O Ponto G ( Parte 3)

Existe um tipo de mulher que, menos por opção e mais por situação, vive na linha fina que distingue gente comum dos que têm superpoderes.

Estou falando da super-incrível-perfeita-insubstituível mulher. Alguém como você, que levanta às 6, corre para a academia, malha mais alguma parte do corpo bem mantido, volta para casa e come alguma coisa muito saudável. Banha-se e veste-se para o trabalho, chega pontualmente às 8:30, desempenha suas múltiplas atividades e ainda suporta o mau humor do chefe com um sorriso. Por volta do meio dia tem sempre alguma coisa para fazer antes de ir almoçar – como buscar as crianças na escola, ou fazer alguma comprinha para a geladeira.

Em casa descobre que a empregada queimou a carne e a salada ainda está nos saquinhos do sacolão. O mais velho leva um bilhete da professora solicitando sua presença na escola (qualquer coisa como palavrão, chiclete no cabelo, bombinha, sei lá); o mais novo tem um dedão sem cabeça – um tropeção no recreio.
———
TAREFA A
Altere as entradas abaixo, substituindo "screenshot" por "image" e mantendo todo o resto igual. Não inclua as imagens na resposta.

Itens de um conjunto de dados
———
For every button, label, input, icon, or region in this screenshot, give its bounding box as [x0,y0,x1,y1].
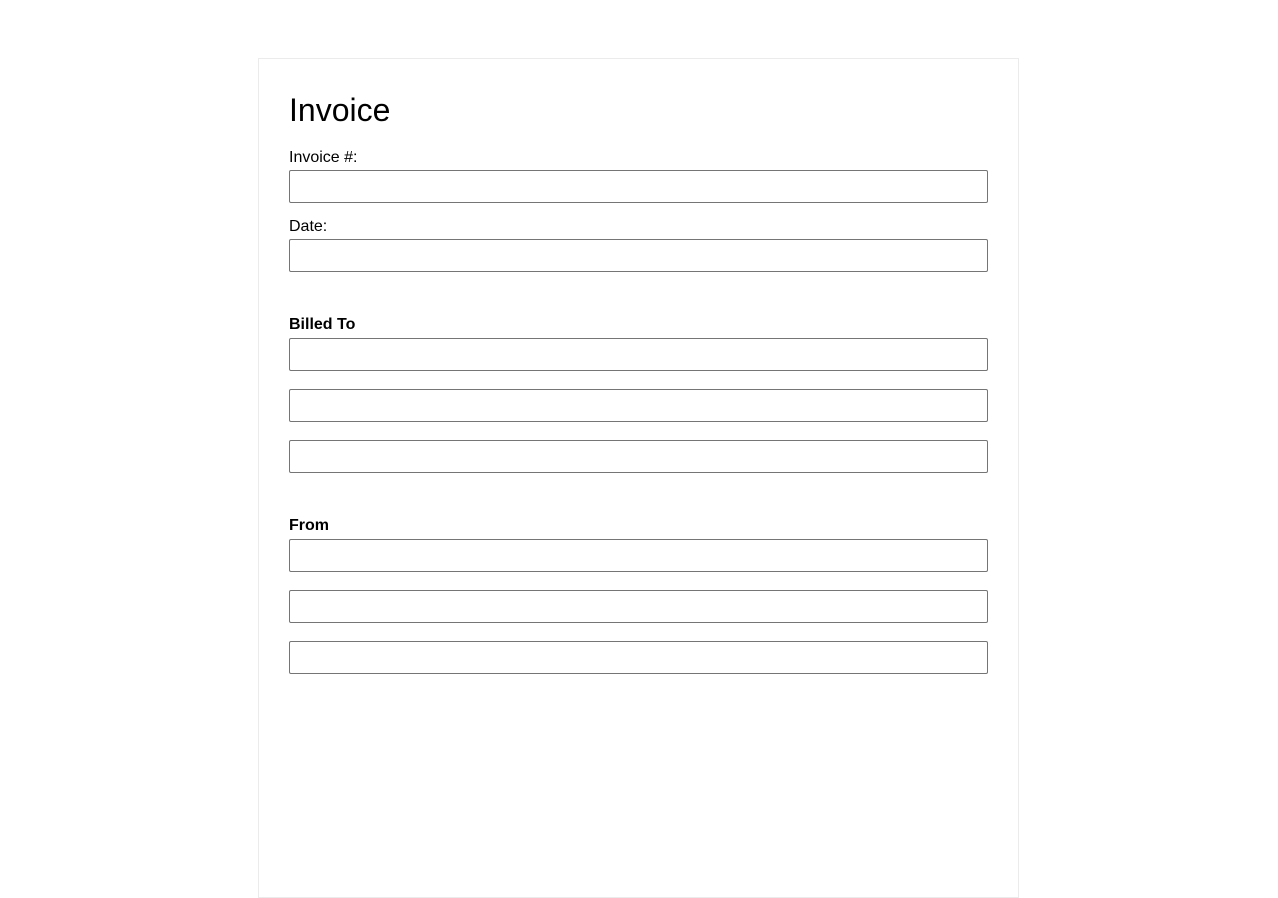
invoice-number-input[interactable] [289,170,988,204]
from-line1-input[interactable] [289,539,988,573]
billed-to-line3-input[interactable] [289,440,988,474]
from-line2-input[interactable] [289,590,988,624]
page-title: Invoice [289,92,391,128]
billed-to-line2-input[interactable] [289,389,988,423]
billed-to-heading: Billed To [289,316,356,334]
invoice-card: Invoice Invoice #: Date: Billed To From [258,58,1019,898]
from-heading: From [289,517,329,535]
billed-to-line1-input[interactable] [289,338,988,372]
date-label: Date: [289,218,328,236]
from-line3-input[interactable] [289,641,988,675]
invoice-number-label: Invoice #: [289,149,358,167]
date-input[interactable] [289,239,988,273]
———
TAREFA B
De acordo com o trecho sobre a mulher super-incrível, diga se cada afirmação é verdadeira: (i) ela chega ao trabalho às 8:30; (ii) a empregada preparou bem a carne; (iii) o filho mais novo se machucou no recreio.

RESPOSTA CORRETA A
For every button, label, input, icon, or region in this image, give its bounding box as [x0,y0,x1,y1].
invoice-number-input[interactable] [289,170,988,204]
from-line1-input[interactable] [289,539,988,573]
billed-to-line3-input[interactable] [289,440,988,474]
from-line2-input[interactable] [289,590,988,624]
page-title: Invoice [289,92,391,128]
billed-to-line2-input[interactable] [289,389,988,423]
billed-to-heading: Billed To [289,316,356,334]
invoice-card: Invoice Invoice #: Date: Billed To From [258,58,1019,898]
from-heading: From [289,517,329,535]
billed-to-line1-input[interactable] [289,338,988,372]
date-label: Date: [289,218,328,236]
from-line3-input[interactable] [289,641,988,675]
invoice-number-label: Invoice #: [289,149,358,167]
date-input[interactable] [289,239,988,273]

RESPOSTA CORRETA B
(i) Sim: "chega pontualmente às 8:30".
(ii) Não: "a empregada queimou a carne".
(iii) Sim: "o mais novo tem um dedão sem cabeça – um tropeção no recreio".